⟨
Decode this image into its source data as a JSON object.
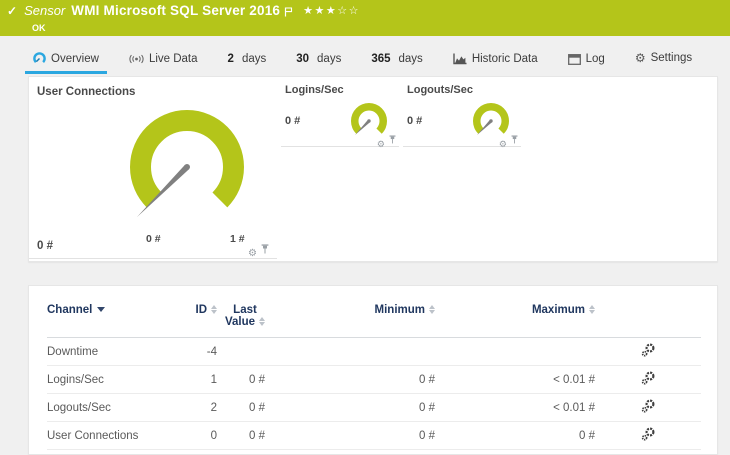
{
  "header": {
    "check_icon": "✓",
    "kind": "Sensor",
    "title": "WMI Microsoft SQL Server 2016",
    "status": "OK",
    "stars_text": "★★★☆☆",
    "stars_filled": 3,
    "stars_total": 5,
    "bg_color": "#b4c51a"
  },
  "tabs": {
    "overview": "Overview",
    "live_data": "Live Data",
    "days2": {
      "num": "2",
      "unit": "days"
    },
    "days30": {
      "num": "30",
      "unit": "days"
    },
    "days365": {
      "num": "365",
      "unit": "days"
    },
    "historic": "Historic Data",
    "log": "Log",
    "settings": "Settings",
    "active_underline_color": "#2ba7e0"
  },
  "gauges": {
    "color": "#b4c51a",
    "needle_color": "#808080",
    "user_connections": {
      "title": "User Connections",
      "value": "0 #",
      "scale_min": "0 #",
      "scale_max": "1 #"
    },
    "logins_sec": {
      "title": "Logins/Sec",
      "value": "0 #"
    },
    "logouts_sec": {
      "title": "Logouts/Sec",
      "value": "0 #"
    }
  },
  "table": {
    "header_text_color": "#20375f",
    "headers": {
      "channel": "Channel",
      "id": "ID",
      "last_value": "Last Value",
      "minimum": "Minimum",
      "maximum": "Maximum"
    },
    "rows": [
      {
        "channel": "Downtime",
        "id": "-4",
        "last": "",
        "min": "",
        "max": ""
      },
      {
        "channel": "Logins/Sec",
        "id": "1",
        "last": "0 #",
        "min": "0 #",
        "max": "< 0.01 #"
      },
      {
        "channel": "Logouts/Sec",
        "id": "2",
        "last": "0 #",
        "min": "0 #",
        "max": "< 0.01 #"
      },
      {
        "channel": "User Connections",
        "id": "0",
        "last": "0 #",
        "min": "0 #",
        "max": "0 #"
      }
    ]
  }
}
⟩
⟨
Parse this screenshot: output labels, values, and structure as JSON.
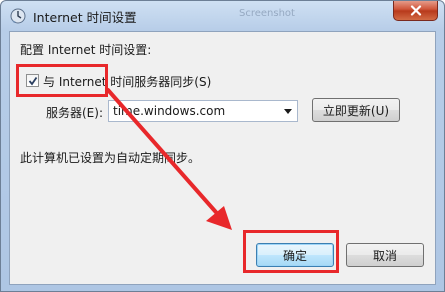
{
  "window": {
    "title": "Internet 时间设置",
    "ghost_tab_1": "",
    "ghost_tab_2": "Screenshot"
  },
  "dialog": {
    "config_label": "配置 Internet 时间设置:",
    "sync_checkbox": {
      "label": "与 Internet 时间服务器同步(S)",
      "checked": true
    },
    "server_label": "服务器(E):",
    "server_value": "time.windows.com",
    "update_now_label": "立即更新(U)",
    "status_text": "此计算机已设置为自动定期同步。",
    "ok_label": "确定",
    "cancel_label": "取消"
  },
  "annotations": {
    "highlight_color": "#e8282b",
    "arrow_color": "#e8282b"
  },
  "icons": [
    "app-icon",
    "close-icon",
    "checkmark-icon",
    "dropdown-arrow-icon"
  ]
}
⟩
⟨
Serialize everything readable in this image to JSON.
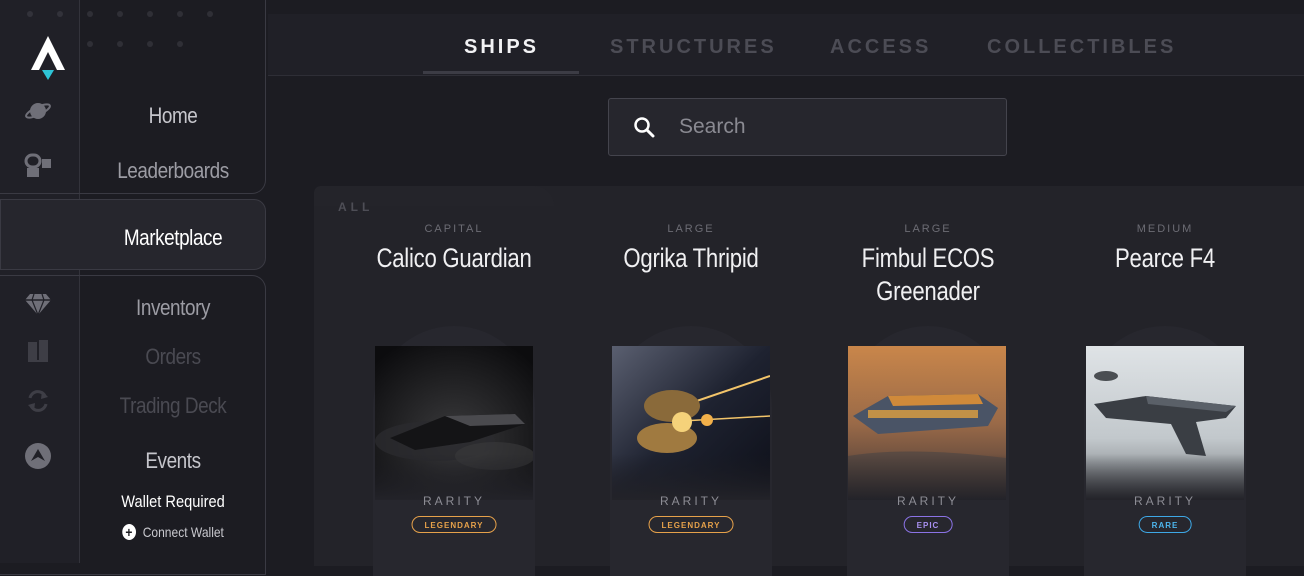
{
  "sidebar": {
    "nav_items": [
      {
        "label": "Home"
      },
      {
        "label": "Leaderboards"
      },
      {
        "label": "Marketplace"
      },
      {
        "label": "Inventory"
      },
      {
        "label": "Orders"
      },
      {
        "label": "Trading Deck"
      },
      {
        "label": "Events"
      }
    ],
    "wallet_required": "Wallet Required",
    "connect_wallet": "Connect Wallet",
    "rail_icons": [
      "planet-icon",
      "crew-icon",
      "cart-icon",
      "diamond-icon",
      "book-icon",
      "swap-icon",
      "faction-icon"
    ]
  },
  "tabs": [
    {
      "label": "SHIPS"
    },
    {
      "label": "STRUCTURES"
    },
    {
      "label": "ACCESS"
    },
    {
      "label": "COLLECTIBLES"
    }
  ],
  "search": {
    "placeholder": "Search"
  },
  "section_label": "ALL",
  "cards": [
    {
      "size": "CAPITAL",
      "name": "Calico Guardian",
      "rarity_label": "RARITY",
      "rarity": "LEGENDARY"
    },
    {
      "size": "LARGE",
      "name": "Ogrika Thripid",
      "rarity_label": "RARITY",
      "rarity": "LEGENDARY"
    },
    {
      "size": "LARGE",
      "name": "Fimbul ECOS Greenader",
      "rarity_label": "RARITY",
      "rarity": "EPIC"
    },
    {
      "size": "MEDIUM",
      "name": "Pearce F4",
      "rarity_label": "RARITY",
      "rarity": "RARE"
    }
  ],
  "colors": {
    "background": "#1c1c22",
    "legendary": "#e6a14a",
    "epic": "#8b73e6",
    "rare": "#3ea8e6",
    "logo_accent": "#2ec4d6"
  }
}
⟩
**DESCRIPTION OF THE TASK**
From the listing above, copy every line that includes the word "image".

**SOLVED EXERCISE**
Decode this image into its source data as a JSON object.
Serialize everything readable in this image to JSON.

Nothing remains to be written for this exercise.